■ Entries with figure data

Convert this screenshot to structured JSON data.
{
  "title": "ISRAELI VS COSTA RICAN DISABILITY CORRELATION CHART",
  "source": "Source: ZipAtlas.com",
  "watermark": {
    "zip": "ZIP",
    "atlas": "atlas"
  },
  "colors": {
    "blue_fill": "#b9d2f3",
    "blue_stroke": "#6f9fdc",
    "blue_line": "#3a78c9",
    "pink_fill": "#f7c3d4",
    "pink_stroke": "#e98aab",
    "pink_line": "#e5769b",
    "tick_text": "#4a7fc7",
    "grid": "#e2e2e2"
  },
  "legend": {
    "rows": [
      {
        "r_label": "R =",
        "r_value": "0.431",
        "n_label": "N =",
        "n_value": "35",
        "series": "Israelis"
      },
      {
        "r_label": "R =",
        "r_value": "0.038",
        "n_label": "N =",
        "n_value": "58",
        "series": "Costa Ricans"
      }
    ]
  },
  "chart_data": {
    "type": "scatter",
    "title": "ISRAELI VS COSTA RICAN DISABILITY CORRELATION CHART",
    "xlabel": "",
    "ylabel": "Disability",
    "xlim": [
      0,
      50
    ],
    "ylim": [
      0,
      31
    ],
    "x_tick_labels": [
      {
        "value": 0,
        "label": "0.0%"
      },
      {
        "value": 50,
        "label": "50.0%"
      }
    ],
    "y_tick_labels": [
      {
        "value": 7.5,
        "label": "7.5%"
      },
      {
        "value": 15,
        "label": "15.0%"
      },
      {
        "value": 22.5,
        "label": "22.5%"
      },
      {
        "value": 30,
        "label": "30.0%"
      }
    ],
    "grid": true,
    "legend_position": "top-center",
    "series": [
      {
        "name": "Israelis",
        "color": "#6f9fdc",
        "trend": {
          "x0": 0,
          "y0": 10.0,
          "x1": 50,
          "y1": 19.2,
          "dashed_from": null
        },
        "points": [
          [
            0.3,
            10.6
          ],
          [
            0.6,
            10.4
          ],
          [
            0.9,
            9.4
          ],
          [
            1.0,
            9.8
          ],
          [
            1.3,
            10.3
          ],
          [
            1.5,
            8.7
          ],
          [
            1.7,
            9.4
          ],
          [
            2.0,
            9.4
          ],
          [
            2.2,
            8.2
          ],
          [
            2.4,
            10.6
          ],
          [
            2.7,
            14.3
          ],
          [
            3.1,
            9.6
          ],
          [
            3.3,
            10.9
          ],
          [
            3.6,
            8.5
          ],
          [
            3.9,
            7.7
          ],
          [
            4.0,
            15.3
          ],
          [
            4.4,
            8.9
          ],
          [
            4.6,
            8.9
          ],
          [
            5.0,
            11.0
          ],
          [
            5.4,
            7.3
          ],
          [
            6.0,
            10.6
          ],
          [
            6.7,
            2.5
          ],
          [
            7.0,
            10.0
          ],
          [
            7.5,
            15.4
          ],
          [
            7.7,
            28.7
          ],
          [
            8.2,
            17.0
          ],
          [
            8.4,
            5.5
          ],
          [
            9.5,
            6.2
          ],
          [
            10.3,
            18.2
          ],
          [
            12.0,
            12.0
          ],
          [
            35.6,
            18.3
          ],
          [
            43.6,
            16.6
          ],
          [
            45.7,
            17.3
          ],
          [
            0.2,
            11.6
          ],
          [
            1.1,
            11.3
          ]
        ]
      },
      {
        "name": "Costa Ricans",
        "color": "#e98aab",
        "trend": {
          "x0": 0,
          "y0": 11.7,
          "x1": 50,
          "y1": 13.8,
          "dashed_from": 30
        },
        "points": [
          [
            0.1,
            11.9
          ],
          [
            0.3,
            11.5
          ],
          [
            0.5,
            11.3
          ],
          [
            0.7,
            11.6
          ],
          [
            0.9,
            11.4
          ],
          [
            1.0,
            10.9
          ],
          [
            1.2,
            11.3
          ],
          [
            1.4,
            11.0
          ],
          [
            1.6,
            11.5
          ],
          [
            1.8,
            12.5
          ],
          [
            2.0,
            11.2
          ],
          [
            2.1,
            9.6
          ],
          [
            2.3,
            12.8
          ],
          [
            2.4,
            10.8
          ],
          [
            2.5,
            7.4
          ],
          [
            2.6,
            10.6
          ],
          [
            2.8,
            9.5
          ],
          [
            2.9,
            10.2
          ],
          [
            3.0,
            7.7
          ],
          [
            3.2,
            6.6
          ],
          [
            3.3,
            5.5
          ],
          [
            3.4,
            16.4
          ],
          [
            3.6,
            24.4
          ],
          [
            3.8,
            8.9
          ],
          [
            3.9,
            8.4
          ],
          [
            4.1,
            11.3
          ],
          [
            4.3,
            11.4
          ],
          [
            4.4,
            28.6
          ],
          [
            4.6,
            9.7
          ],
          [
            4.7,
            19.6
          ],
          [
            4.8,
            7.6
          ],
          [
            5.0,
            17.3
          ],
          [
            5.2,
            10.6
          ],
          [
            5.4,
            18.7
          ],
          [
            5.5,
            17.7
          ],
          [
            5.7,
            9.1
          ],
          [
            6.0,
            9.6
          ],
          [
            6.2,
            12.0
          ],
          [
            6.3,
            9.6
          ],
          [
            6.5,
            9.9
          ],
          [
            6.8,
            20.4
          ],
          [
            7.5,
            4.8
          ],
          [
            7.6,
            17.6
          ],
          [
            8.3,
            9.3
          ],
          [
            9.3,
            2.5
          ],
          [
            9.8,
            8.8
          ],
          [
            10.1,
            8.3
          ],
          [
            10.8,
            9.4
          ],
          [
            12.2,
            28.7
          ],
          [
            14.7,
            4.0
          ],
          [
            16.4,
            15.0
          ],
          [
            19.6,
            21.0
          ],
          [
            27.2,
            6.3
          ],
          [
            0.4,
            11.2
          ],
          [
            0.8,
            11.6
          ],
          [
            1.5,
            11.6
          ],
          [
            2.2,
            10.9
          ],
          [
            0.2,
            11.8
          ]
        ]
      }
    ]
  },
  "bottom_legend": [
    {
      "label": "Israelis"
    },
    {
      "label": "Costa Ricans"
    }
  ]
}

■ Directive
Pull every line containing the word "title" out of the material.

■ Result of the task
  "title": "ISRAELI VS COSTA RICAN DISABILITY CORRELATION CHART",
    "title": "ISRAELI VS COSTA RICAN DISABILITY CORRELATION CHART",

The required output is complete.